PROVIDED ENTRIES:
# # # # # # #

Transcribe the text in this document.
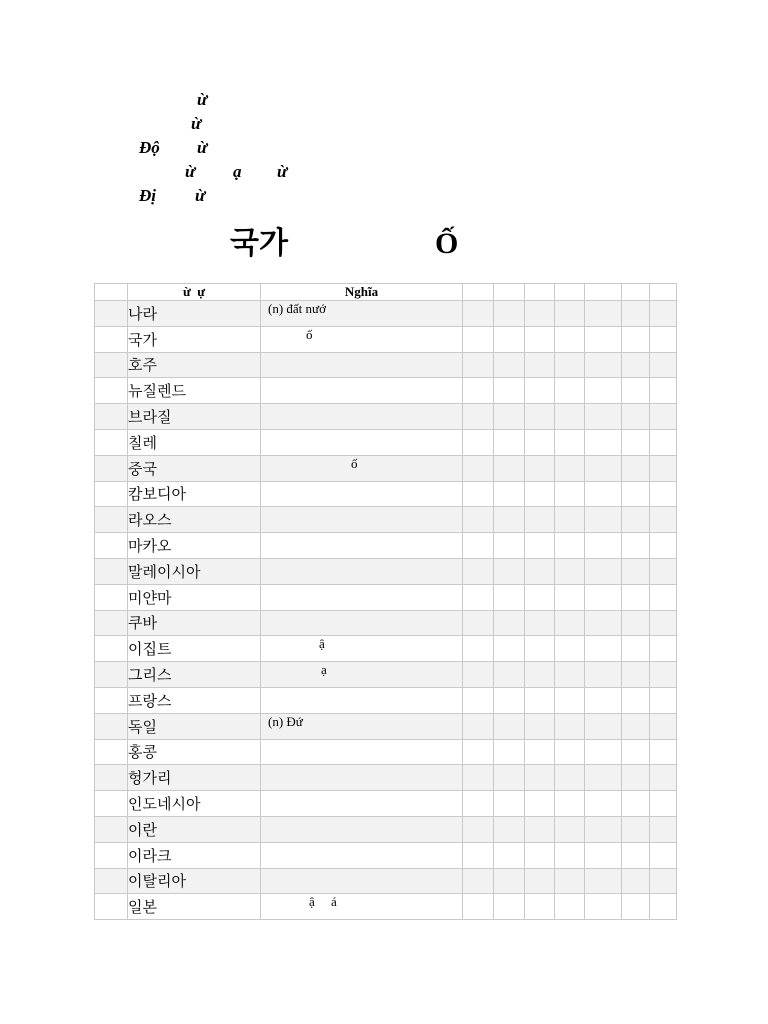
ừ
ừ
Độ ừ
ừ ạ ừ
Đị ừ
국가	Ố
	ừ  ự	Nghĩa							
	나라	(n) đất nướ							
	국가	ố							
	호주								
	뉴질렌드								
	브라질								
	칠레								
	중국	ố							
	캄보디아								
	라오스								
	마카오								
	말레이시아								
	미얀마								
	쿠바								
	이집트	ậ							
	그리스	ạ							
	프랑스								
	독일	(n) Đứ							
	홍콩								
	헝가리								
	인도네시아								
	이란								
	이라크								
	이탈리아								
	일본	ậ     á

# # # # # # #

DIRECTIONS FOR THIS TASK:
Return the full material word for word. Do not include the pictures.

WRITTEN ANSWER:
Transcribe the text in this document.
ừ
ừ
Độ ừ
ừ ạ ừ
Đị ừ
국가	Ố
	ừ  ự	Nghĩa							
	나라	(n) đất nướ							
	국가	ố							
	호주								
	뉴질렌드								
	브라질								
	칠레								
	중국	ố							
	캄보디아								
	라오스								
	마카오								
	말레이시아								
	미얀마								
	쿠바								
	이집트	ậ							
	그리스	ạ							
	프랑스								
	독일	(n) Đứ							
	홍콩								
	헝가리								
	인도네시아								
	이란								
	이라크								
	이탈리아								
	일본	ậ     á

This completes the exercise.